**Directions for this task:** Pull each line holding the word "Pasaribu" from the data.
•••
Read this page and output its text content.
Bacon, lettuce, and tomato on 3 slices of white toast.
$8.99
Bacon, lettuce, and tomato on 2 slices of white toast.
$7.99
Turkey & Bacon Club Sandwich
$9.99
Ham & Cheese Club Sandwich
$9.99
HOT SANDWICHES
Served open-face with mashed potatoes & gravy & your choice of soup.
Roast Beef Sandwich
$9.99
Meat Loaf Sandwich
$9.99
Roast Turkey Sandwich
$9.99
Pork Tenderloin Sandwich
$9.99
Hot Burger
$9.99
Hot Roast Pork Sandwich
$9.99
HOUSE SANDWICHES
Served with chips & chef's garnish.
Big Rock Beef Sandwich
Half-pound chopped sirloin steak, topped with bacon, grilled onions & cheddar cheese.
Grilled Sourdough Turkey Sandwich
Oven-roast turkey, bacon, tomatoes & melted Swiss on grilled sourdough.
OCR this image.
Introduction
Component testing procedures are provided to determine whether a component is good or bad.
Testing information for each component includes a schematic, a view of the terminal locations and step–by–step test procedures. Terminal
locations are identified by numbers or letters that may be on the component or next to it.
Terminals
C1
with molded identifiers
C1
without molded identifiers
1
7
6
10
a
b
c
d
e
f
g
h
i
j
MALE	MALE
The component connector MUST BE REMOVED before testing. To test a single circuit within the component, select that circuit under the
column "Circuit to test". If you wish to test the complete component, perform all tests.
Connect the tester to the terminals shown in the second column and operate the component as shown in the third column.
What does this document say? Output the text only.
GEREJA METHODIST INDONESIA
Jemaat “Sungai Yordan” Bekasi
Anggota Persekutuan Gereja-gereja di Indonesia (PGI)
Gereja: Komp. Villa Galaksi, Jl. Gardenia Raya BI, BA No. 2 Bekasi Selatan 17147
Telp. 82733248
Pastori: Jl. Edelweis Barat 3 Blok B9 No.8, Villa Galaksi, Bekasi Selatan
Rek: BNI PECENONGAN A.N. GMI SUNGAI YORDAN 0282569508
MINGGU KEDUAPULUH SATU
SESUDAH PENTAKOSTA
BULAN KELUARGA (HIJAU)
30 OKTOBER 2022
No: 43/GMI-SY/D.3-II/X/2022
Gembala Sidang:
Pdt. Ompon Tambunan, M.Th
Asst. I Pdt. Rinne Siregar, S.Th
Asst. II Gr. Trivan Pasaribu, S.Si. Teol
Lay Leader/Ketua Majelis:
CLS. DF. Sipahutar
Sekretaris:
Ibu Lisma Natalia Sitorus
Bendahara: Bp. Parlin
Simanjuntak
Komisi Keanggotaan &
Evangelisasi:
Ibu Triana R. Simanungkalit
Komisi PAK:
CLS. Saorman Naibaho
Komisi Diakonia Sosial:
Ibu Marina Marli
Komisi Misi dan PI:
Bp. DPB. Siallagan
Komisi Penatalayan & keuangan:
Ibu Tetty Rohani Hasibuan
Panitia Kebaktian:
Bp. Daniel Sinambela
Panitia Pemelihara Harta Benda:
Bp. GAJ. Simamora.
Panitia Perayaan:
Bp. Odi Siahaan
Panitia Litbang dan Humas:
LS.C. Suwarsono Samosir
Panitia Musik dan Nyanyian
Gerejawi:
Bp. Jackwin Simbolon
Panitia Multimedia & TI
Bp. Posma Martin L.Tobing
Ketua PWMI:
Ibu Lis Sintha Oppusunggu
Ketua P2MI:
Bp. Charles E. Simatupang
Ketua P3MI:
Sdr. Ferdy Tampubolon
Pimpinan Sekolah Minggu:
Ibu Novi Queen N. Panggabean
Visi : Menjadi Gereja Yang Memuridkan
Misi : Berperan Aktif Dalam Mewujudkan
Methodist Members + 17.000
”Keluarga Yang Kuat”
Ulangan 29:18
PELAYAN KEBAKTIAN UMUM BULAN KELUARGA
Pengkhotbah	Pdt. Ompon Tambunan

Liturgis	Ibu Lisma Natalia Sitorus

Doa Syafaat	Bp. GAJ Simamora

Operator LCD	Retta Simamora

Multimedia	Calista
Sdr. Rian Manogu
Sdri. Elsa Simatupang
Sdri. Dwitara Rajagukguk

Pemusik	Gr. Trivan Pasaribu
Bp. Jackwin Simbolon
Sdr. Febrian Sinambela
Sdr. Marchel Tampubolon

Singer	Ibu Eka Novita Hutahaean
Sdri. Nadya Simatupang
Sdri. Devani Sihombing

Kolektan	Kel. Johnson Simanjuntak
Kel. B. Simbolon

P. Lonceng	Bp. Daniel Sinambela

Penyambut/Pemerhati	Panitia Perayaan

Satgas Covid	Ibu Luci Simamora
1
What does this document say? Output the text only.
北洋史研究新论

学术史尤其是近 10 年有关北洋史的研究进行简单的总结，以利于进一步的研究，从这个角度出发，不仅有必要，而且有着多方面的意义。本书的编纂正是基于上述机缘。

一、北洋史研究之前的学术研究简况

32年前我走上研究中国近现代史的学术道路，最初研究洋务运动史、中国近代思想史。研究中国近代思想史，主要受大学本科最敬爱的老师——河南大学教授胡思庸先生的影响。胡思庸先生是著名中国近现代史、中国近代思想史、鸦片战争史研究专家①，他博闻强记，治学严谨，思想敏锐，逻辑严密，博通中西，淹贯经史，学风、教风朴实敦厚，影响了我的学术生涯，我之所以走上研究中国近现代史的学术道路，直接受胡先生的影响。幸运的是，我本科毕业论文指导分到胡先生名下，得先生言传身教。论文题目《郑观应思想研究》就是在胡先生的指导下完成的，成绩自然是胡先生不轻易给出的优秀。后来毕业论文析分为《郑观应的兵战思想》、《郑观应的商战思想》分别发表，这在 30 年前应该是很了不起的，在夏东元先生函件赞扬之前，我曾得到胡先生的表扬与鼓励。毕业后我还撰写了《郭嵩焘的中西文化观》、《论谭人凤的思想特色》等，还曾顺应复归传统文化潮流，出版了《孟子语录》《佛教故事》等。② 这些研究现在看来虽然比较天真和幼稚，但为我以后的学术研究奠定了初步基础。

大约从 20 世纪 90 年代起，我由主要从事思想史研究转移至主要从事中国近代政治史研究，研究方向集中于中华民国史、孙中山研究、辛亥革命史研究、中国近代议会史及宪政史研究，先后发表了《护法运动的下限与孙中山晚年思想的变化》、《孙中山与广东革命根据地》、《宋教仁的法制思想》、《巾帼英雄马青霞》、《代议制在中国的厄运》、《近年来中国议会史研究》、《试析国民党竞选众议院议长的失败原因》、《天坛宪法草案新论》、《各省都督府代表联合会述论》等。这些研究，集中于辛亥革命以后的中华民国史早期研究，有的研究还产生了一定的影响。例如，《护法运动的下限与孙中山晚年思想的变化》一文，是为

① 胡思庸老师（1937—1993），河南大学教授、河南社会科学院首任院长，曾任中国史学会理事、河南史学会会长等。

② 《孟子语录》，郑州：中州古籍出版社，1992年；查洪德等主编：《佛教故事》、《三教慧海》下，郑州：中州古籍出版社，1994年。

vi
•••
**Worked solution:**
Asst. II Gr. Trivan Pasaribu, S.Si. Teol
Pemusik	Gr. Trivan Pasaribu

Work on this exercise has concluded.